— BEGIN —

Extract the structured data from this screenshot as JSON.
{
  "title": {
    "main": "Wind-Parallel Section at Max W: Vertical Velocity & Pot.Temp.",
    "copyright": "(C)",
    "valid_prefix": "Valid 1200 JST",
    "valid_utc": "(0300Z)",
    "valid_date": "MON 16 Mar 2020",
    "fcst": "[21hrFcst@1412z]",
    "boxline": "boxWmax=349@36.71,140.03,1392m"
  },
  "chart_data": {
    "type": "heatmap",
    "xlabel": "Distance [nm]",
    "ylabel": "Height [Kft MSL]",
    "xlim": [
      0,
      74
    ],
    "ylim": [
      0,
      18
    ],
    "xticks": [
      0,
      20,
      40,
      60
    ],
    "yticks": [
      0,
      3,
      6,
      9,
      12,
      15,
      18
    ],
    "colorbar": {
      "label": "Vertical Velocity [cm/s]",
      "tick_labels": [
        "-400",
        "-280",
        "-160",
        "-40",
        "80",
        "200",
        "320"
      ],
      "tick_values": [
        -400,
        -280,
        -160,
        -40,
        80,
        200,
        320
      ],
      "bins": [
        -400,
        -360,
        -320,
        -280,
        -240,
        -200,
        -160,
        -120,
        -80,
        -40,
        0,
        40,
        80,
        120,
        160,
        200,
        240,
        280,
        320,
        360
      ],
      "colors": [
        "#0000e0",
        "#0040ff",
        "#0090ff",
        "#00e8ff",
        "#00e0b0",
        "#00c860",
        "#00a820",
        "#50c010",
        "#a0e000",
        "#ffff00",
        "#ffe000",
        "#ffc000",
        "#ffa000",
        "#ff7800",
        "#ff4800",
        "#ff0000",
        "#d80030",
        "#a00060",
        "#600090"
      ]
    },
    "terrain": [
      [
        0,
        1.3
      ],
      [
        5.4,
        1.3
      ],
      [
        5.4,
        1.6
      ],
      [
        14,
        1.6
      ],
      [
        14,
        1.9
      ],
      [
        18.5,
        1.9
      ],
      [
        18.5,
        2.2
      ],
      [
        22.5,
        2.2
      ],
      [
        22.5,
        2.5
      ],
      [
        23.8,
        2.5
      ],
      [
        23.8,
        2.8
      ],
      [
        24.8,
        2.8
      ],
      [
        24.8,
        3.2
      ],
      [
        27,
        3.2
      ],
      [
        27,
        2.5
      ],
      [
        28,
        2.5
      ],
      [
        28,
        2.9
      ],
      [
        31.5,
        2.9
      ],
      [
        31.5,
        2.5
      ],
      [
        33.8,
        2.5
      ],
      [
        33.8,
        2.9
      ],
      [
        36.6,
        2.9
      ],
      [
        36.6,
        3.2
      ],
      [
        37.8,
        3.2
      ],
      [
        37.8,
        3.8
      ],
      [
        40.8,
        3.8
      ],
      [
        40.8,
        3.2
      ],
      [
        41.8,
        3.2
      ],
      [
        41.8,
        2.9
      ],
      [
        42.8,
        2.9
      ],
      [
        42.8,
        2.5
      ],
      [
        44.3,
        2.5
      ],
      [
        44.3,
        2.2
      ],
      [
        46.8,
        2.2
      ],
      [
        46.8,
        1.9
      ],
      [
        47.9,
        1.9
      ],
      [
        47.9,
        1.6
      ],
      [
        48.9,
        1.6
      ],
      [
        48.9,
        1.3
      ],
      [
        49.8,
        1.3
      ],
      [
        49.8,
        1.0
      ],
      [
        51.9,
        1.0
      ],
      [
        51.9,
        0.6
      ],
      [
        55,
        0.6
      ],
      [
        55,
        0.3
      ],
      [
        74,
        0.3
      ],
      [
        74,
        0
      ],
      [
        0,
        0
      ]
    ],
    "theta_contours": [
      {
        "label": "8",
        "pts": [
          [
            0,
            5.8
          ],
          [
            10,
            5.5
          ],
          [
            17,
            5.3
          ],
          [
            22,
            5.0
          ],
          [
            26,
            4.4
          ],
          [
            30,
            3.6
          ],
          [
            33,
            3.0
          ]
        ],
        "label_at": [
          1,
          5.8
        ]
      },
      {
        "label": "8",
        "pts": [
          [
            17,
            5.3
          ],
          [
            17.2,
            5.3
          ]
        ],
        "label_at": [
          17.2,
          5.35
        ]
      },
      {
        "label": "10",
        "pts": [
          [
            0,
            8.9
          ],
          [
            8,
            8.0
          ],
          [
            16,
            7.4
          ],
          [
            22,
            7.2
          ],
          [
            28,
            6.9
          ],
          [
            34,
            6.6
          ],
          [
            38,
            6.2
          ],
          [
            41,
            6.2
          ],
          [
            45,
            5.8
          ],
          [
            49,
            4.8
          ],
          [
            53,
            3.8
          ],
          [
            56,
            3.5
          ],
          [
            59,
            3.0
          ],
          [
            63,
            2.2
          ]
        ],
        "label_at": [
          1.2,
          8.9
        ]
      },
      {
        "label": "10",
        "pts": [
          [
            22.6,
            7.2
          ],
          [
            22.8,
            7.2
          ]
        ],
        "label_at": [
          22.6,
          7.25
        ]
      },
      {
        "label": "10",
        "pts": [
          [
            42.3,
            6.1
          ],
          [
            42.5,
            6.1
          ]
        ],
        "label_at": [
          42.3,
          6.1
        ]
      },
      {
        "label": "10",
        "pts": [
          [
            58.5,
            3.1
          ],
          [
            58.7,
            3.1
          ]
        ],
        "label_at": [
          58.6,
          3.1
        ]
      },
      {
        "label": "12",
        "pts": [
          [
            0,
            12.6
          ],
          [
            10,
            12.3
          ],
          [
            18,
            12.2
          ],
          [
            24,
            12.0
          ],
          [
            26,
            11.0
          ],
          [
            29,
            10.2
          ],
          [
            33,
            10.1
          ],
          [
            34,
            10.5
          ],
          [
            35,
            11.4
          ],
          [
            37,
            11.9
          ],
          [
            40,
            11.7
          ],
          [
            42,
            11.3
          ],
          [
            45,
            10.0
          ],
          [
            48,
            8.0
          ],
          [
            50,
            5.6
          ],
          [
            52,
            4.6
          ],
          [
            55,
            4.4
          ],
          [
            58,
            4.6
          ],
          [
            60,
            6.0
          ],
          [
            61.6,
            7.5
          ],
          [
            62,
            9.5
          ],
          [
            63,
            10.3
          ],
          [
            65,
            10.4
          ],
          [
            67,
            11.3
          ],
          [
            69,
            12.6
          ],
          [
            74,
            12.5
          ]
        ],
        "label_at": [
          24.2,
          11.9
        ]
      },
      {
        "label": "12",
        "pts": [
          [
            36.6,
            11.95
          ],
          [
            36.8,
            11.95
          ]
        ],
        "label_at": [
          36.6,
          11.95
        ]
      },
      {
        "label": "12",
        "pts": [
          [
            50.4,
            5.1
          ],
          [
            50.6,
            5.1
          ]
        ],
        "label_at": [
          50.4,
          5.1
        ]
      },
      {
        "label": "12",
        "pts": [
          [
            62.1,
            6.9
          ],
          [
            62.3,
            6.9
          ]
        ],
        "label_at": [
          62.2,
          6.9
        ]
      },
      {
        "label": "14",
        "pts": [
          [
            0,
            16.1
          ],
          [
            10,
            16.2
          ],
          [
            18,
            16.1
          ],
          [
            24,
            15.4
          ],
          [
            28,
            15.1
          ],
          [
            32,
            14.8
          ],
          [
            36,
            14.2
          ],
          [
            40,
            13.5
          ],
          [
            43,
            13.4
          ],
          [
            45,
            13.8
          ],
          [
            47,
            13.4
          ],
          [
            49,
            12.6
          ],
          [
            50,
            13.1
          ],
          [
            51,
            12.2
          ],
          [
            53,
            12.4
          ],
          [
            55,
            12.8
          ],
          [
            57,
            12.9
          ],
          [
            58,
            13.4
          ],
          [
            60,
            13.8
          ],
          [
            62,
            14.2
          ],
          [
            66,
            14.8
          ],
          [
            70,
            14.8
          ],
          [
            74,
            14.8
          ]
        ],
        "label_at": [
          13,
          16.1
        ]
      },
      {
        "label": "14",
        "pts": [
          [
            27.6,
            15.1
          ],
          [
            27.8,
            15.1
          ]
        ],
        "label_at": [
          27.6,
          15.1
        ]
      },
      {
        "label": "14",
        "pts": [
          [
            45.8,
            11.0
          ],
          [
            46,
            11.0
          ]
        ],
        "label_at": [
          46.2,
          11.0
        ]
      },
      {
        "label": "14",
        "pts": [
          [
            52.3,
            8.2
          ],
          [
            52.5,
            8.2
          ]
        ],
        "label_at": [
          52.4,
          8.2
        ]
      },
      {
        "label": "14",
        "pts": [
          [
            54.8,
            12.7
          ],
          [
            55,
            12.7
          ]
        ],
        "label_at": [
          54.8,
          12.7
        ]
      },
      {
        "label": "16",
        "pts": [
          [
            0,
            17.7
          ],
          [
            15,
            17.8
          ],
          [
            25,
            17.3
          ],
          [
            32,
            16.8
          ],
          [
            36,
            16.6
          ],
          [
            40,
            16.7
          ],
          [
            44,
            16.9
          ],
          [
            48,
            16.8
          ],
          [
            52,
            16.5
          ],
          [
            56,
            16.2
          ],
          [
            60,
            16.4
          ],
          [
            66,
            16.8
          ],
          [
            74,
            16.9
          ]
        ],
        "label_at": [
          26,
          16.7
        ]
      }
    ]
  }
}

— END —

__CHALLENGE__.
Copy all lines from the entries that contain the word "Vertical".

__TASK RESULT__.
    "main": "Wind-Parallel Section at Max W: Vertical Velocity & Pot.Temp.",
      "label": "Vertical Velocity [cm/s]",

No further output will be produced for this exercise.